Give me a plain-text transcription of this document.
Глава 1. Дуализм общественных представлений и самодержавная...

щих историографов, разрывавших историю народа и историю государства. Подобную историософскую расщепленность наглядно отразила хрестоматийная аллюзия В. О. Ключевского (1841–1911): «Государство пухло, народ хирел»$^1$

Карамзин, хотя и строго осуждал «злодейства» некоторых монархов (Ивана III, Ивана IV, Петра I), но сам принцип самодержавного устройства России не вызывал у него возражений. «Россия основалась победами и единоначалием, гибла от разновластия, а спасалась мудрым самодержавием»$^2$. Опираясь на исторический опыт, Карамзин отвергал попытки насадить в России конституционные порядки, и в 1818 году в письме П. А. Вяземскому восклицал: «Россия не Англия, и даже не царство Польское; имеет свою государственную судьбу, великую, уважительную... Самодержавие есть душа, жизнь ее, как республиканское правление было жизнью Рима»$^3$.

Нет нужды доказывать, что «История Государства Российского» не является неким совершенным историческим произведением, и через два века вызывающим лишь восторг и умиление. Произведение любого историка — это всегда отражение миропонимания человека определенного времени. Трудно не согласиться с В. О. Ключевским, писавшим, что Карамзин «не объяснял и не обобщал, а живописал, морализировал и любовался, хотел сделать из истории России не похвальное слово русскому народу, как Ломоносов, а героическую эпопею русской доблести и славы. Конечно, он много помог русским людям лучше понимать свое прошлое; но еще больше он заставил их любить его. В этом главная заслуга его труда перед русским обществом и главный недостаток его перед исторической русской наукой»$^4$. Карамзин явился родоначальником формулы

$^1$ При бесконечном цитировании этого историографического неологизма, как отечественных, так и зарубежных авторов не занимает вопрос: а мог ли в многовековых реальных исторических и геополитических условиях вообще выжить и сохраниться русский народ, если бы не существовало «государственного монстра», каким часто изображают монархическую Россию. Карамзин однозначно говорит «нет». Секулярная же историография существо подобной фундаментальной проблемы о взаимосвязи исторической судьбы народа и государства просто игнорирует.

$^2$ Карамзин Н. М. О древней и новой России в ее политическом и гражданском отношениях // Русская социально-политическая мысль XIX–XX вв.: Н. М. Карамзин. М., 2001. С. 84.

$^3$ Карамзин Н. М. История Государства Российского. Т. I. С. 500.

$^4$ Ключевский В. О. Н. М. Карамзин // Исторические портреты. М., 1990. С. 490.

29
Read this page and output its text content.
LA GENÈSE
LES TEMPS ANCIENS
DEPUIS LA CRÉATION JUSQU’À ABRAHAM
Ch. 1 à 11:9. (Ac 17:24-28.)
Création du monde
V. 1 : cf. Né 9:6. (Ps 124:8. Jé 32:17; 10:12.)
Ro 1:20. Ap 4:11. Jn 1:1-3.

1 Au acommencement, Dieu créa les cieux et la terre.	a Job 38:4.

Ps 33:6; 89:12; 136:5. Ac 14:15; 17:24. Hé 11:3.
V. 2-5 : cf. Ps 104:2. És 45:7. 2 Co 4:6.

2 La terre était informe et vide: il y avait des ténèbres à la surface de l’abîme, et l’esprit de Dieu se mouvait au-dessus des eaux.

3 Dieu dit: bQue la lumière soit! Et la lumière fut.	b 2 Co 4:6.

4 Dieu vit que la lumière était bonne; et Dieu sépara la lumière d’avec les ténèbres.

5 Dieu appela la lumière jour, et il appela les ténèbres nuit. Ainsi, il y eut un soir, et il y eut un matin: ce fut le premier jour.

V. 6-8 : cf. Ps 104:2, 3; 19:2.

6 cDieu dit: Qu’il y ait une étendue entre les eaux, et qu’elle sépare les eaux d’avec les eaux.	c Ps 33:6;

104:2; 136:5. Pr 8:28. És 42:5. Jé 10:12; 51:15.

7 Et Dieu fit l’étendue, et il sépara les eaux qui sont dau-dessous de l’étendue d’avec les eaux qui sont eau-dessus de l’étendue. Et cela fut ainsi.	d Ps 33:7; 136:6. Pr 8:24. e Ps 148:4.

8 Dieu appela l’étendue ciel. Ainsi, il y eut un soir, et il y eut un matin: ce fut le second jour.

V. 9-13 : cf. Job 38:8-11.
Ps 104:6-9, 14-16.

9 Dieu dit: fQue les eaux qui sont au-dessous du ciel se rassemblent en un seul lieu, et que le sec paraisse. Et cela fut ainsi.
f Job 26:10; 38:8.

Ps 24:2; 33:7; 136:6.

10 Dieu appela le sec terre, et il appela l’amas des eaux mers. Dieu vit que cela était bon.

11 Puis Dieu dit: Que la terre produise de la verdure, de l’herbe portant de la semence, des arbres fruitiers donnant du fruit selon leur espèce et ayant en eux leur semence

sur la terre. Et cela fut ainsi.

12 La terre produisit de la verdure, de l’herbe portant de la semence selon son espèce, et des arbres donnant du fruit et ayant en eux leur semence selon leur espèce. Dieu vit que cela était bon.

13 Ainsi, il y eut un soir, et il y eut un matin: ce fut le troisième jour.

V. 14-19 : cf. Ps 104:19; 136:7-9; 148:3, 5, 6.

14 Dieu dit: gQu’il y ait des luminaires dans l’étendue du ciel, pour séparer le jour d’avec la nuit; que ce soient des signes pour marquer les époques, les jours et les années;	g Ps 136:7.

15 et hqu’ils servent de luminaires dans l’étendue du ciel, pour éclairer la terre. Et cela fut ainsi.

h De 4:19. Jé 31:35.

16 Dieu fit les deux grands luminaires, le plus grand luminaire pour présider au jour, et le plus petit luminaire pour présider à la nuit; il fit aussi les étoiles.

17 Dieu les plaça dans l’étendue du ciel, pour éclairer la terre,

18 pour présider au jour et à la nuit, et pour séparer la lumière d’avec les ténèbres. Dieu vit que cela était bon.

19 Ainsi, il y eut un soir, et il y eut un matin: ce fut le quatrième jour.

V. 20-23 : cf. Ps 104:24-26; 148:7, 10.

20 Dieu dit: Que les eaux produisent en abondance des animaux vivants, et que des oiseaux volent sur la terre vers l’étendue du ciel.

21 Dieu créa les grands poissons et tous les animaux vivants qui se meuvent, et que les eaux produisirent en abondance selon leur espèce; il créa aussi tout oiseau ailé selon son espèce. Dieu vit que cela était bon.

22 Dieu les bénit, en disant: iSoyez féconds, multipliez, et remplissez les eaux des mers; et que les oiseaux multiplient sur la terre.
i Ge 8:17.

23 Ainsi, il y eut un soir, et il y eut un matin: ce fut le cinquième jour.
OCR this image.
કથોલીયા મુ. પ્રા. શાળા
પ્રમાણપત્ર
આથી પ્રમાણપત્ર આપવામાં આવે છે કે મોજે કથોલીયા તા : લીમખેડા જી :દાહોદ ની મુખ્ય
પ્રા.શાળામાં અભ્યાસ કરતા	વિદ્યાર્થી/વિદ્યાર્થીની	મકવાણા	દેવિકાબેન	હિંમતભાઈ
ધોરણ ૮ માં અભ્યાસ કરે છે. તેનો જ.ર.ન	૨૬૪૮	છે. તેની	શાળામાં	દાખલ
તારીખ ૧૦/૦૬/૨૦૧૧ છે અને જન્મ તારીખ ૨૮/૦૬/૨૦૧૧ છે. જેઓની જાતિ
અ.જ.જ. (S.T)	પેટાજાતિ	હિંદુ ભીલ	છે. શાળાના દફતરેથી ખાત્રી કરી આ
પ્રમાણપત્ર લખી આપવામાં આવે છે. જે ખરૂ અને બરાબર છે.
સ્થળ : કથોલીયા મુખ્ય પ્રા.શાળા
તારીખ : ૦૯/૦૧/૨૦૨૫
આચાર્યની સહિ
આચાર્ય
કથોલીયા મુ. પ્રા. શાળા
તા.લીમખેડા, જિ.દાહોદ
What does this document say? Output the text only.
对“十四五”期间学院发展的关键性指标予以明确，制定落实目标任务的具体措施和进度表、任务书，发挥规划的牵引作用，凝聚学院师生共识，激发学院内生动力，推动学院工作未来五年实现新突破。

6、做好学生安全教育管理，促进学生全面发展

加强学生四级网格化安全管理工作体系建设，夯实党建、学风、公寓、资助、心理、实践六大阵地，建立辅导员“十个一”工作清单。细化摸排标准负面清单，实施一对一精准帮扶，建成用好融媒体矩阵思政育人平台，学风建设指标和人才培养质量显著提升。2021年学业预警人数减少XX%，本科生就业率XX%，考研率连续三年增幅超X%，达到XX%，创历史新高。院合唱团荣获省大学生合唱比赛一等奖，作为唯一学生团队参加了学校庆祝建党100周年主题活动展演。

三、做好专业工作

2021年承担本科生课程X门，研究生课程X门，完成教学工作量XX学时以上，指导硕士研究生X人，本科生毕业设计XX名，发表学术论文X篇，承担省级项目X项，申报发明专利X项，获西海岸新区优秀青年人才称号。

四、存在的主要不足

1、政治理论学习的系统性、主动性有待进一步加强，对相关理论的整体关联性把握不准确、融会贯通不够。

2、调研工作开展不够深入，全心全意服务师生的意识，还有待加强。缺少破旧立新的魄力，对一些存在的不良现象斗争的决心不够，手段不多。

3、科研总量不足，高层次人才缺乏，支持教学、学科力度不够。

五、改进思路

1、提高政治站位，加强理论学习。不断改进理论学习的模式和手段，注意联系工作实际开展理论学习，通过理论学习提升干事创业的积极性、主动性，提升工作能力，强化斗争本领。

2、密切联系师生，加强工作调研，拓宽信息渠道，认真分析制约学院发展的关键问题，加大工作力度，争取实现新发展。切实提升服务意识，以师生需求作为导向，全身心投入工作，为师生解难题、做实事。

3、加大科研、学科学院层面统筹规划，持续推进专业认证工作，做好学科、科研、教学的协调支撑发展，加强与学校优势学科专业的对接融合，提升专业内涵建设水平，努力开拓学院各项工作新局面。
# # # # # # #
• [To do] Copy all lines of the material above where the string "luminaires" occurs.

• [Full answer]
14 Dieu dit: gQu’il y ait des luminaires dans l’étendue du ciel, pour séparer le jour d’avec la nuit; que ce soient des signes pour marquer les époques, les jours et les années;	g Ps 136:7.
15 et hqu’ils servent de luminaires dans l’étendue du ciel, pour éclairer la terre. Et cela fut ainsi.
16 Dieu fit les deux grands luminaires, le plus grand luminaire pour présider au jour, et le plus petit luminaire pour présider à la nuit; il fit aussi les étoiles.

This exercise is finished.